**EXTRAIT DU DOCUMENT**

Recourra-t-on à la continuité des parties (συνεχεία) pour expliquer la sympathie qui unit les organes les uns avec les autres ? Cette hypothèse est vaine, à moins que la continuité n’aboutisse à l’unité. Car on ne peut admettre, avec certains philosophes qui se trompent eux-mêmes, que les sensations arrivent au principe dirigeant (τὸ ἡγεμονοῦν)[14] par transmission de proche en proche (διαδόσει). D’abord, c’est chose inconsidérée que d’avancer qu’il y a dans l’âme une partie dirigeante. Comment, en effet, diviser l’âme et y distinguer telle partie et telle autre ? Quant à la partie dirigeante, par quelle supériorité, soit de quantité, soit de qualité, la distinguer dans une masse une et continue ? D’ailleurs, dans cette hypothèse, qui sentira ? Sera-ce la partie dirigeante seule, ou bien les autres parties avec elle ? Si c’est elle seule, elle ne sentira qu’autant que l’impression reçue lui aura été transmise à elle-même, dans le lieu où elle réside ; mais si l’impression vient à tomber sur quelque autre partie de l’âme, incapable de sentir, cette partie ne pourra transmettre cette impression à la partie dirigeante, et il n’y aura pas du tout de sensation. En admettant que l’impression parvienne à la partie dirigeante elle-même, elle sera reçue ou par une de ses parties, et, cette partie ayant une fois perçu la sensation, les autres n’auront plus à la percevoir (car ce serait inutile) ; ou par plusieurs parties à la fois, et alors il y aura des sensations multiples ou même en nombre infini, et toutes différeront les unes des autres. L’une, en effet, dira : c’est moi qui la première ai reçu l’impression ; l’autre : j’ai senti l’impression reçue par une autre ; chacune, excepté la première, ignorera où l’impression s’est produite ; ou bien encore, chaque partie de l’âme se trompera, croyant que l’impression s’est produite où elle réside elle-même. Enfin, si toute partie de l’âme peut sentir aussi bien que la partie dirigeante, pourquoi dire qu’il y a une partie dirigeante ? Quel besoin de faire parvenir la sensation jusqu’à elle ? Comment enfin connaîtrait-elle comme un ce qui est le résultat de sensations multiples, de celles par exemple qui viennent des oreilles ou des yeux ?

**INFORMATIONS FOURNIES**
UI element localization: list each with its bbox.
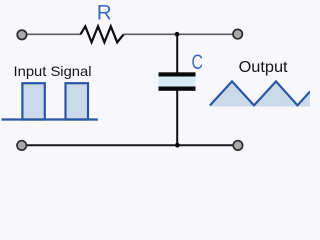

**VOTRE CONSIGNE**
Résumez sous forme de liste le paragraphe de l'extrait qui commence par « Recourra-t-on à la continuité des parties », en conservant ses principaux arguments. La liste constitue un matériau à part, indépendant de l'extrait.

**RÉSULTAT DE L'EXERCICE**
- La continuité des parties n'explique la sympathie entre les organes que si elle aboutit à l'unité.
- On ne peut admettre que les sensations parviennent au principe dirigeant par transmission de proche en proche.
- Poser une partie dirigeante dans l'âme est inconsidéré : on ne peut diviser l'âme, ni distinguer cette partie par la quantité ou la qualité dans une masse une et continue.
- Si la partie dirigeante sent seule, elle ne sent que ce qui lui est transmis là où elle réside. Une impression tombée sur une partie incapable de sentir ne lui parviendrait pas, et il n'y aurait aucune sensation.
- Si l'impression atteint la partie dirigeante, deux cas se présentent. Soit une seule de ses parties la perçoit, et les autres n'ont plus à la percevoir. Soit plusieurs la perçoivent, d'où des sensations multiples, voire infinies, toutes différentes. Chaque partie, sauf la première, ignorerait alors où l'impression s'est produite, ou bien chacune croirait à tort qu'elle s'est produite là où elle réside.
- Si toute partie de l'âme peut sentir, rien ne justifie de poser une partie dirigeante ni de lui faire parvenir la sensation. On ne voit pas non plus comment elle connaîtrait comme une seule chose le résultat de sensations multiples, venues par exemple des oreilles ou des yeux.